PROBLEM DETAILS: Reproduce every record below exactly as written, leaving out any pictures.

DATA ENTRIES:
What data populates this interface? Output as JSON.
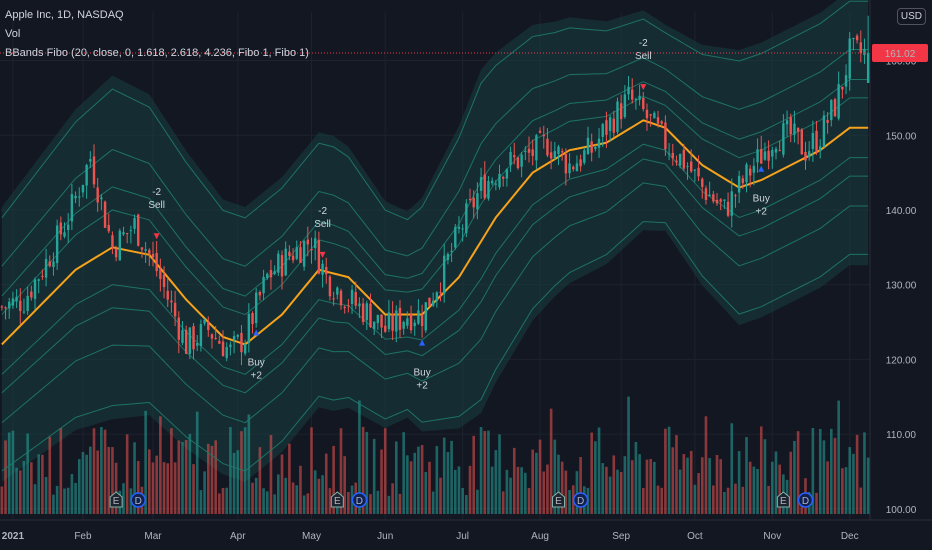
{
  "header": {
    "symbol_line": "Apple Inc, 1D, NASDAQ",
    "vol_label": "Vol",
    "indicator_label": "BBands Fibo (20, close, 0, 1.618, 2.618, 4.236, Fibo 1, Fibo 1)",
    "currency": "USD"
  },
  "last_price": {
    "label": "161.02",
    "value": 161.02,
    "color": "#f23645"
  },
  "colors": {
    "background": "#131722",
    "grid": "#1e222d",
    "up": "#26a69a",
    "down": "#ef5350",
    "basis": "#f7a21b",
    "bands": "#1f7a6c",
    "fill": "#173f40",
    "buy_arrow": "#2962ff",
    "sell_arrow": "#f23645"
  },
  "chart_data": {
    "type": "candlestick",
    "yaxis": {
      "ticks": [
        {
          "label": "160.00",
          "value": 160
        },
        {
          "label": "150.00",
          "value": 150
        },
        {
          "label": "140.00",
          "value": 140
        },
        {
          "label": "130.00",
          "value": 130
        },
        {
          "label": "120.00",
          "value": 120
        },
        {
          "label": "110.00",
          "value": 110
        },
        {
          "label": "100.00",
          "value": 100
        }
      ],
      "ylim": [
        98.5,
        166.5
      ]
    },
    "xaxis": {
      "ticks": [
        {
          "label": "2021",
          "index": 3
        },
        {
          "label": "Feb",
          "index": 22
        },
        {
          "label": "Mar",
          "index": 41
        },
        {
          "label": "Apr",
          "index": 64
        },
        {
          "label": "May",
          "index": 84
        },
        {
          "label": "Jun",
          "index": 104
        },
        {
          "label": "Jul",
          "index": 125
        },
        {
          "label": "Aug",
          "index": 146
        },
        {
          "label": "Sep",
          "index": 168
        },
        {
          "label": "Oct",
          "index": 188
        },
        {
          "label": "Nov",
          "index": 209
        },
        {
          "label": "Dec",
          "index": 230
        }
      ],
      "count": 236
    },
    "anchors": {
      "close": [
        [
          0,
          127
        ],
        [
          6,
          128
        ],
        [
          12,
          133
        ],
        [
          18,
          139
        ],
        [
          24,
          147
        ],
        [
          30,
          135
        ],
        [
          36,
          138
        ],
        [
          42,
          132
        ],
        [
          46,
          127
        ],
        [
          50,
          122
        ],
        [
          56,
          124
        ],
        [
          62,
          121
        ],
        [
          66,
          123
        ],
        [
          72,
          131
        ],
        [
          78,
          134
        ],
        [
          84,
          136
        ],
        [
          88,
          131
        ],
        [
          94,
          128
        ],
        [
          100,
          126
        ],
        [
          104,
          124
        ],
        [
          110,
          126
        ],
        [
          114,
          126
        ],
        [
          120,
          132
        ],
        [
          124,
          137
        ],
        [
          130,
          143
        ],
        [
          136,
          146
        ],
        [
          142,
          147
        ],
        [
          148,
          149
        ],
        [
          154,
          146
        ],
        [
          160,
          148
        ],
        [
          164,
          151
        ],
        [
          170,
          155
        ],
        [
          174,
          153
        ],
        [
          180,
          149
        ],
        [
          186,
          146
        ],
        [
          190,
          143
        ],
        [
          196,
          140
        ],
        [
          200,
          143
        ],
        [
          204,
          146
        ],
        [
          210,
          150
        ],
        [
          214,
          150
        ],
        [
          218,
          148
        ],
        [
          222,
          150
        ],
        [
          224,
          152
        ],
        [
          226,
          154
        ],
        [
          228,
          157
        ],
        [
          230,
          161
        ]
      ],
      "basis": [
        [
          0,
          122
        ],
        [
          10,
          127
        ],
        [
          20,
          132
        ],
        [
          30,
          135
        ],
        [
          40,
          134
        ],
        [
          50,
          128
        ],
        [
          60,
          123
        ],
        [
          66,
          122
        ],
        [
          76,
          126
        ],
        [
          86,
          132
        ],
        [
          94,
          131
        ],
        [
          104,
          126
        ],
        [
          114,
          126
        ],
        [
          124,
          131
        ],
        [
          134,
          139
        ],
        [
          144,
          145
        ],
        [
          154,
          148
        ],
        [
          164,
          149
        ],
        [
          174,
          152
        ],
        [
          180,
          151
        ],
        [
          190,
          146
        ],
        [
          200,
          143
        ],
        [
          206,
          144
        ],
        [
          214,
          146
        ],
        [
          222,
          148
        ],
        [
          230,
          151
        ]
      ],
      "width": [
        [
          0,
          4
        ],
        [
          30,
          5
        ],
        [
          60,
          4
        ],
        [
          90,
          4
        ],
        [
          110,
          3
        ],
        [
          130,
          5
        ],
        [
          150,
          4
        ],
        [
          180,
          3
        ],
        [
          200,
          4
        ],
        [
          230,
          4
        ]
      ]
    },
    "volume": {
      "axis_max_value": 235,
      "pattern": "pseudo-random heights; spike series approximated"
    },
    "signals": [
      {
        "type": "sell",
        "index": 42,
        "label_a": "-2",
        "label_b": "Sell"
      },
      {
        "type": "buy",
        "index": 69,
        "label_a": "Buy",
        "label_b": "+2"
      },
      {
        "type": "sell",
        "index": 87,
        "label_a": "-2",
        "label_b": "Sell"
      },
      {
        "type": "buy",
        "index": 114,
        "label_a": "Buy",
        "label_b": "+2"
      },
      {
        "type": "sell",
        "index": 174,
        "label_a": "-2",
        "label_b": "Sell"
      },
      {
        "type": "buy",
        "index": 206,
        "label_a": "Buy",
        "label_b": "+2"
      }
    ],
    "events": [
      {
        "type": "E",
        "index": 31
      },
      {
        "type": "D",
        "index": 37
      },
      {
        "type": "E",
        "index": 91
      },
      {
        "type": "D",
        "index": 97
      },
      {
        "type": "E",
        "index": 151
      },
      {
        "type": "D",
        "index": 157
      },
      {
        "type": "E",
        "index": 212
      },
      {
        "type": "D",
        "index": 218
      }
    ]
  }
}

THE RESULT:
What data populates this interface? Output as JSON.
{
  "header": {
    "symbol_line": "Apple Inc, 1D, NASDAQ",
    "vol_label": "Vol",
    "indicator_label": "BBands Fibo (20, close, 0, 1.618, 2.618, 4.236, Fibo 1, Fibo 1)",
    "currency": "USD"
  },
  "last_price": {
    "label": "161.02",
    "value": 161.02,
    "color": "#f23645"
  },
  "colors": {
    "background": "#131722",
    "grid": "#1e222d",
    "up": "#26a69a",
    "down": "#ef5350",
    "basis": "#f7a21b",
    "bands": "#1f7a6c",
    "fill": "#173f40",
    "buy_arrow": "#2962ff",
    "sell_arrow": "#f23645"
  },
  "chart_data": {
    "type": "candlestick",
    "yaxis": {
      "ticks": [
        {
          "label": "160.00",
          "value": 160
        },
        {
          "label": "150.00",
          "value": 150
        },
        {
          "label": "140.00",
          "value": 140
        },
        {
          "label": "130.00",
          "value": 130
        },
        {
          "label": "120.00",
          "value": 120
        },
        {
          "label": "110.00",
          "value": 110
        },
        {
          "label": "100.00",
          "value": 100
        }
      ],
      "ylim": [
        98.5,
        166.5
      ]
    },
    "xaxis": {
      "ticks": [
        {
          "label": "2021",
          "index": 3
        },
        {
          "label": "Feb",
          "index": 22
        },
        {
          "label": "Mar",
          "index": 41
        },
        {
          "label": "Apr",
          "index": 64
        },
        {
          "label": "May",
          "index": 84
        },
        {
          "label": "Jun",
          "index": 104
        },
        {
          "label": "Jul",
          "index": 125
        },
        {
          "label": "Aug",
          "index": 146
        },
        {
          "label": "Sep",
          "index": 168
        },
        {
          "label": "Oct",
          "index": 188
        },
        {
          "label": "Nov",
          "index": 209
        },
        {
          "label": "Dec",
          "index": 230
        }
      ],
      "count": 236
    },
    "anchors": {
      "close": [
        [
          0,
          127
        ],
        [
          6,
          128
        ],
        [
          12,
          133
        ],
        [
          18,
          139
        ],
        [
          24,
          147
        ],
        [
          30,
          135
        ],
        [
          36,
          138
        ],
        [
          42,
          132
        ],
        [
          46,
          127
        ],
        [
          50,
          122
        ],
        [
          56,
          124
        ],
        [
          62,
          121
        ],
        [
          66,
          123
        ],
        [
          72,
          131
        ],
        [
          78,
          134
        ],
        [
          84,
          136
        ],
        [
          88,
          131
        ],
        [
          94,
          128
        ],
        [
          100,
          126
        ],
        [
          104,
          124
        ],
        [
          110,
          126
        ],
        [
          114,
          126
        ],
        [
          120,
          132
        ],
        [
          124,
          137
        ],
        [
          130,
          143
        ],
        [
          136,
          146
        ],
        [
          142,
          147
        ],
        [
          148,
          149
        ],
        [
          154,
          146
        ],
        [
          160,
          148
        ],
        [
          164,
          151
        ],
        [
          170,
          155
        ],
        [
          174,
          153
        ],
        [
          180,
          149
        ],
        [
          186,
          146
        ],
        [
          190,
          143
        ],
        [
          196,
          140
        ],
        [
          200,
          143
        ],
        [
          204,
          146
        ],
        [
          210,
          150
        ],
        [
          214,
          150
        ],
        [
          218,
          148
        ],
        [
          222,
          150
        ],
        [
          224,
          152
        ],
        [
          226,
          154
        ],
        [
          228,
          157
        ],
        [
          230,
          161
        ]
      ],
      "basis": [
        [
          0,
          122
        ],
        [
          10,
          127
        ],
        [
          20,
          132
        ],
        [
          30,
          135
        ],
        [
          40,
          134
        ],
        [
          50,
          128
        ],
        [
          60,
          123
        ],
        [
          66,
          122
        ],
        [
          76,
          126
        ],
        [
          86,
          132
        ],
        [
          94,
          131
        ],
        [
          104,
          126
        ],
        [
          114,
          126
        ],
        [
          124,
          131
        ],
        [
          134,
          139
        ],
        [
          144,
          145
        ],
        [
          154,
          148
        ],
        [
          164,
          149
        ],
        [
          174,
          152
        ],
        [
          180,
          151
        ],
        [
          190,
          146
        ],
        [
          200,
          143
        ],
        [
          206,
          144
        ],
        [
          214,
          146
        ],
        [
          222,
          148
        ],
        [
          230,
          151
        ]
      ],
      "width": [
        [
          0,
          4
        ],
        [
          30,
          5
        ],
        [
          60,
          4
        ],
        [
          90,
          4
        ],
        [
          110,
          3
        ],
        [
          130,
          5
        ],
        [
          150,
          4
        ],
        [
          180,
          3
        ],
        [
          200,
          4
        ],
        [
          230,
          4
        ]
      ]
    },
    "volume": {
      "axis_max_value": 235,
      "pattern": "pseudo-random heights; spike series approximated"
    },
    "signals": [
      {
        "type": "sell",
        "index": 42,
        "label_a": "-2",
        "label_b": "Sell"
      },
      {
        "type": "buy",
        "index": 69,
        "label_a": "Buy",
        "label_b": "+2"
      },
      {
        "type": "sell",
        "index": 87,
        "label_a": "-2",
        "label_b": "Sell"
      },
      {
        "type": "buy",
        "index": 114,
        "label_a": "Buy",
        "label_b": "+2"
      },
      {
        "type": "sell",
        "index": 174,
        "label_a": "-2",
        "label_b": "Sell"
      },
      {
        "type": "buy",
        "index": 206,
        "label_a": "Buy",
        "label_b": "+2"
      }
    ],
    "events": [
      {
        "type": "E",
        "index": 31
      },
      {
        "type": "D",
        "index": 37
      },
      {
        "type": "E",
        "index": 91
      },
      {
        "type": "D",
        "index": 97
      },
      {
        "type": "E",
        "index": 151
      },
      {
        "type": "D",
        "index": 157
      },
      {
        "type": "E",
        "index": 212
      },
      {
        "type": "D",
        "index": 218
      }
    ]
  }
}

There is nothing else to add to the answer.